(Stored data entries)
— START —

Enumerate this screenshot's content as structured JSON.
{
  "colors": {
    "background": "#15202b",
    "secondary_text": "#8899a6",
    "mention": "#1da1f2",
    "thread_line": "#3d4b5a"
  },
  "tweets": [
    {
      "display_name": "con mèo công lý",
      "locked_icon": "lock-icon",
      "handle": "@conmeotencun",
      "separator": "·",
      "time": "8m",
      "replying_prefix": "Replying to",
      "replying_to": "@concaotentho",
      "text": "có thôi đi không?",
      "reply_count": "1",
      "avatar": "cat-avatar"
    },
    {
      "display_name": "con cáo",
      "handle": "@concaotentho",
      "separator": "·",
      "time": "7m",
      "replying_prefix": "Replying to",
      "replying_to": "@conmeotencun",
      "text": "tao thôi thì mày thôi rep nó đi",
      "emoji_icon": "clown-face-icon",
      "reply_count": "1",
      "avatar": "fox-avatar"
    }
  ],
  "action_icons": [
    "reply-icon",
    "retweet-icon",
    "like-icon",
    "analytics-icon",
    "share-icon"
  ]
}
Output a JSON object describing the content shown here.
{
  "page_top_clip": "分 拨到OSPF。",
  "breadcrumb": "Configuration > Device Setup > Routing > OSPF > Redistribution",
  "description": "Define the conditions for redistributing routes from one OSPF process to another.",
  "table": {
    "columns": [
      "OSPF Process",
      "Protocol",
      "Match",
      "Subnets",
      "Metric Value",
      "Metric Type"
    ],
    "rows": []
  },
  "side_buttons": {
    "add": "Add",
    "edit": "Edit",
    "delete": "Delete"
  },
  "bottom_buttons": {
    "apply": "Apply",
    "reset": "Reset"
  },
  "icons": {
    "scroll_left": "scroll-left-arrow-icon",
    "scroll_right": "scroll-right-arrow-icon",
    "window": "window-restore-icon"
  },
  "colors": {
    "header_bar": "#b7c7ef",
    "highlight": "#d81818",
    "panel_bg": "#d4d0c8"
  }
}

— END —

▶ WORK TO BE COMPLETED
Retype all the records, matching them exactly.

▶ SOLUTION FOR THIS TASK
Enumerate this screenshot's content as structured JSON.
{
  "colors": {
    "background": "#15202b",
    "secondary_text": "#8899a6",
    "mention": "#1da1f2",
    "thread_line": "#3d4b5a"
  },
  "tweets": [
    {
      "display_name": "con mèo công lý",
      "locked_icon": "lock-icon",
      "handle": "@conmeotencun",
      "separator": "·",
      "time": "8m",
      "replying_prefix": "Replying to",
      "replying_to": "@concaotentho",
      "text": "có thôi đi không?",
      "reply_count": "1",
      "avatar": "cat-avatar"
    },
    {
      "display_name": "con cáo",
      "handle": "@concaotentho",
      "separator": "·",
      "time": "7m",
      "replying_prefix": "Replying to",
      "replying_to": "@conmeotencun",
      "text": "tao thôi thì mày thôi rep nó đi",
      "emoji_icon": "clown-face-icon",
      "reply_count": "1",
      "avatar": "fox-avatar"
    }
  ],
  "action_icons": [
    "reply-icon",
    "retweet-icon",
    "like-icon",
    "analytics-icon",
    "share-icon"
  ]
}
Output a JSON object describing the content shown here.
{
  "page_top_clip": "分 拨到OSPF。",
  "breadcrumb": "Configuration > Device Setup > Routing > OSPF > Redistribution",
  "description": "Define the conditions for redistributing routes from one OSPF process to another.",
  "table": {
    "columns": [
      "OSPF Process",
      "Protocol",
      "Match",
      "Subnets",
      "Metric Value",
      "Metric Type"
    ],
    "rows": []
  },
  "side_buttons": {
    "add": "Add",
    "edit": "Edit",
    "delete": "Delete"
  },
  "bottom_buttons": {
    "apply": "Apply",
    "reset": "Reset"
  },
  "icons": {
    "scroll_left": "scroll-left-arrow-icon",
    "scroll_right": "scroll-right-arrow-icon",
    "window": "window-restore-icon"
  },
  "colors": {
    "header_bar": "#b7c7ef",
    "highlight": "#d81818",
    "panel_bg": "#d4d0c8"
  }
}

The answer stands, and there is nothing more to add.